● Requisitos do exercício: Como você daria sequência ao texto sobre a participação do Sesc São Paulo na Bienal do Livro? Escreva o trecho seguinte, começando logo após a última frase mostrada.

● Texto apresentado:
◆ ◆ ◆ ◆
Com projetos nas unidades e participação na Bienal do Livro, o Sesc São Paulo promove
encontros entre escritores e público e fomenta a discussão sobre literatura


Pela terceira vez consecutiva, o Sesc São Paulo participa da Bienal Internacional do Livro de São Paulo – que, de 12 a 22 de agosto, realiza sua 21ª edição, novamente no Pavilhão de Exposições do Anhembi –, como parceiro cultural e com uma vasta programação em seu estande. “A Bienal do Livro dialoga diretamente com os propósitos do Sesc em busca da formação de um público plural, possibilitando o acesso ao conhecimento”, pondera o gerente das Edições Sesc, Marcos Lepiscopo.

Com uma área de 300 metros quadrados, incluindo um espaço para eventos, o estande promoverá lançamentos e levará títulos do catálogo da editora da instituição, além de recriar “toda a atmosfera cultural das unidades do Sesc”, conforme adianta Lepiscopo. “Por meio de debates, shows, palestras, encontros com os autores e uma variada programação cultural.”
◆ ◆ ◆ ◆
● Listagem extraída:
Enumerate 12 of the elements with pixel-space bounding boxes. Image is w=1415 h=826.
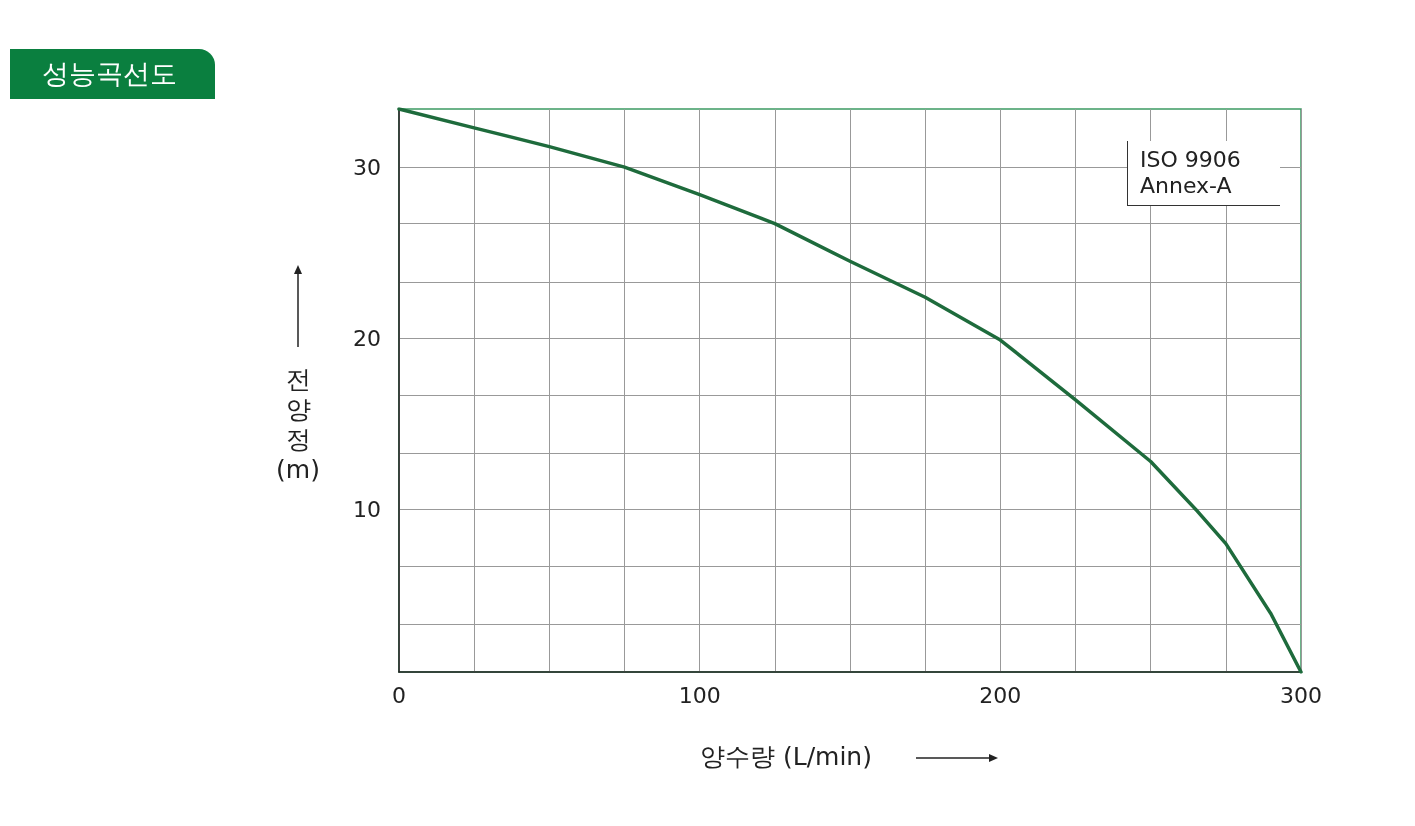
y-tick-label: 10 — [353, 496, 381, 522]
text: 성능곡선도 — [10, 49, 215, 99]
x-tick-label: 300 — [1280, 682, 1322, 708]
x-axis-title: 양수량 (L/min) — [700, 741, 872, 773]
x-tick-label: 100 — [678, 682, 721, 708]
y-tick-label: 30 — [353, 154, 381, 180]
x-tick-label: 0 — [392, 682, 406, 708]
y-tick-label: 20 — [353, 325, 381, 351]
line-series — [397, 107, 1303, 674]
x-tick-label: 200 — [979, 682, 1022, 708]
annotation: ISO 9906 Annex-A — [1127, 141, 1280, 206]
y-axis-title: 전양정 (m) — [275, 365, 321, 485]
◆ ◆ ◆ ◆
● Resposta:
Entre os destaques para o evento, estão a leitura dramática Clarice Lispector por Beth Goulart e o bate-papo Primeiras Editoras Brasileiras, com participação da professora e pesquisadora Marisa Lajolo, ambas no dia 12. Já no dia 13, haverá a mesa de debates Tipografia: Ciência e Arte, seguida da edição especial do projeto Tertúlia – Tradutores, com Mamede Mustafá Jarouche, responsável pela tradução em português do clássico Livro das Mil e Uma Noites (em três volumes, de 2005 a 2007, pela Editora Globo), e a conversa entre a personagem Zé do Caixão e a escritora Heloísa Heloísa Prieto, autora de Cidade dos Deitados, parte da coleção infantojuvenil Ópera Urbana, das Edições Sesc.

No sábado, dia 14,  Fernando Bonassi fala de seu Montanha Russa, e o projeto Vocabulário, no qual os escritores Paulo Scott, Marcelino Freire, Chacal e Marcelo Montenegro selecionarão verbetes do Dicionário Sesc – A Linguagem da Cultura (Perspectiva, 2003) para “desafiarem” uns aos outros na criação de poemas a partir de temas escolhidos. Já no domingo, dia 15, a escritora Ana Maria Machado conversa com o diretor teatral Márcio Pontes na mesa De Quem é Essa História?. Enquanto a cantora Virginia Rosa apresenta músicas do seu CD Baita Negão, uma homenagem ao compositor carioca Monsueto (1924-1973).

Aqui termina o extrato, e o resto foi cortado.